Below is a block of data; give all of it again word for word.

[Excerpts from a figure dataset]
+++++
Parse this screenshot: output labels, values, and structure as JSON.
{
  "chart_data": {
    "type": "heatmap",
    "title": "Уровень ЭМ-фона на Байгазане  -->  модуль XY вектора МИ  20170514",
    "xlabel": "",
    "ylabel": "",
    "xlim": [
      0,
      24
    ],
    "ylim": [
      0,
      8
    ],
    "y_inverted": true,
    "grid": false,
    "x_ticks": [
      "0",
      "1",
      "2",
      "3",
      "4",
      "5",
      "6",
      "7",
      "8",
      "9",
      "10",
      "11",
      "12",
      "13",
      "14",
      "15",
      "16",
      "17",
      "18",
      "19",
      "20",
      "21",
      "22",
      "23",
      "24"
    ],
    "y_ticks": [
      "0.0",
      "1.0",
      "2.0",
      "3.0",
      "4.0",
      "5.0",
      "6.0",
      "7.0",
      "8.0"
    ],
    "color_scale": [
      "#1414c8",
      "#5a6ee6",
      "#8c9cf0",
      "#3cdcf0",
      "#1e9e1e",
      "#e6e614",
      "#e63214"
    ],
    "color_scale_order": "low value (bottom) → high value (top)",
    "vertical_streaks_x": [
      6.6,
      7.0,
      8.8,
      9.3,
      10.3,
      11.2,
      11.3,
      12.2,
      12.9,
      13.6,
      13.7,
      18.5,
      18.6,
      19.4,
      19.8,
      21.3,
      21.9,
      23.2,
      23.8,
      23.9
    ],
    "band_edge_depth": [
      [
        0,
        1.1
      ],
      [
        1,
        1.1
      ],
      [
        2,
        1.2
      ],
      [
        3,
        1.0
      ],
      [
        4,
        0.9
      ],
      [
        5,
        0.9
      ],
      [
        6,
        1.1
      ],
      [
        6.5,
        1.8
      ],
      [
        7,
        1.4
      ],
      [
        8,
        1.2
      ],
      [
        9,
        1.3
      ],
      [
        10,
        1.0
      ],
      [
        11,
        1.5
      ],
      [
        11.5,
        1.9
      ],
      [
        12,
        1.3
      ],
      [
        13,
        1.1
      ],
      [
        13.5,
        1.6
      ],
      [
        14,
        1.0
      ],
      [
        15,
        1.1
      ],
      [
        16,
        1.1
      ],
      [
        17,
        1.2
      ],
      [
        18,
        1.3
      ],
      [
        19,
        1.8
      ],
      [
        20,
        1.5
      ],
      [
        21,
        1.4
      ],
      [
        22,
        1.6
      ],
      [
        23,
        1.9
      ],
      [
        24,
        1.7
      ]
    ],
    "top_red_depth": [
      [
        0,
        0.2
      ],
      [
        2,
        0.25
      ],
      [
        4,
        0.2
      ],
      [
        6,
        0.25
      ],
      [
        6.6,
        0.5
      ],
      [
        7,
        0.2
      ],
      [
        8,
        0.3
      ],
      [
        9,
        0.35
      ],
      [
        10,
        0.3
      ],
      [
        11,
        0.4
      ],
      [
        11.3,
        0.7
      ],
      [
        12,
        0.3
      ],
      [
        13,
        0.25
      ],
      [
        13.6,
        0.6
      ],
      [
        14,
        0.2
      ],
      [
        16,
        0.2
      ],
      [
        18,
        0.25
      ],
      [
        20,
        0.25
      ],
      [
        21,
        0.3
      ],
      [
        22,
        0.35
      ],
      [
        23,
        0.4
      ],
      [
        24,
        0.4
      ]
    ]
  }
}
+++++
## OUTPUT FOR THIS TASK
Parse this screenshot: output labels, values, and structure as JSON.
{
  "chart_data": {
    "type": "heatmap",
    "title": "Уровень ЭМ-фона на Байгазане  -->  модуль XY вектора МИ  20170514",
    "xlabel": "",
    "ylabel": "",
    "xlim": [
      0,
      24
    ],
    "ylim": [
      0,
      8
    ],
    "y_inverted": true,
    "grid": false,
    "x_ticks": [
      "0",
      "1",
      "2",
      "3",
      "4",
      "5",
      "6",
      "7",
      "8",
      "9",
      "10",
      "11",
      "12",
      "13",
      "14",
      "15",
      "16",
      "17",
      "18",
      "19",
      "20",
      "21",
      "22",
      "23",
      "24"
    ],
    "y_ticks": [
      "0.0",
      "1.0",
      "2.0",
      "3.0",
      "4.0",
      "5.0",
      "6.0",
      "7.0",
      "8.0"
    ],
    "color_scale": [
      "#1414c8",
      "#5a6ee6",
      "#8c9cf0",
      "#3cdcf0",
      "#1e9e1e",
      "#e6e614",
      "#e63214"
    ],
    "color_scale_order": "low value (bottom) → high value (top)",
    "vertical_streaks_x": [
      6.6,
      7.0,
      8.8,
      9.3,
      10.3,
      11.2,
      11.3,
      12.2,
      12.9,
      13.6,
      13.7,
      18.5,
      18.6,
      19.4,
      19.8,
      21.3,
      21.9,
      23.2,
      23.8,
      23.9
    ],
    "band_edge_depth": [
      [
        0,
        1.1
      ],
      [
        1,
        1.1
      ],
      [
        2,
        1.2
      ],
      [
        3,
        1.0
      ],
      [
        4,
        0.9
      ],
      [
        5,
        0.9
      ],
      [
        6,
        1.1
      ],
      [
        6.5,
        1.8
      ],
      [
        7,
        1.4
      ],
      [
        8,
        1.2
      ],
      [
        9,
        1.3
      ],
      [
        10,
        1.0
      ],
      [
        11,
        1.5
      ],
      [
        11.5,
        1.9
      ],
      [
        12,
        1.3
      ],
      [
        13,
        1.1
      ],
      [
        13.5,
        1.6
      ],
      [
        14,
        1.0
      ],
      [
        15,
        1.1
      ],
      [
        16,
        1.1
      ],
      [
        17,
        1.2
      ],
      [
        18,
        1.3
      ],
      [
        19,
        1.8
      ],
      [
        20,
        1.5
      ],
      [
        21,
        1.4
      ],
      [
        22,
        1.6
      ],
      [
        23,
        1.9
      ],
      [
        24,
        1.7
      ]
    ],
    "top_red_depth": [
      [
        0,
        0.2
      ],
      [
        2,
        0.25
      ],
      [
        4,
        0.2
      ],
      [
        6,
        0.25
      ],
      [
        6.6,
        0.5
      ],
      [
        7,
        0.2
      ],
      [
        8,
        0.3
      ],
      [
        9,
        0.35
      ],
      [
        10,
        0.3
      ],
      [
        11,
        0.4
      ],
      [
        11.3,
        0.7
      ],
      [
        12,
        0.3
      ],
      [
        13,
        0.25
      ],
      [
        13.6,
        0.6
      ],
      [
        14,
        0.2
      ],
      [
        16,
        0.2
      ],
      [
        18,
        0.25
      ],
      [
        20,
        0.25
      ],
      [
        21,
        0.3
      ],
      [
        22,
        0.35
      ],
      [
        23,
        0.4
      ],
      [
        24,
        0.4
      ]
    ]
  }
}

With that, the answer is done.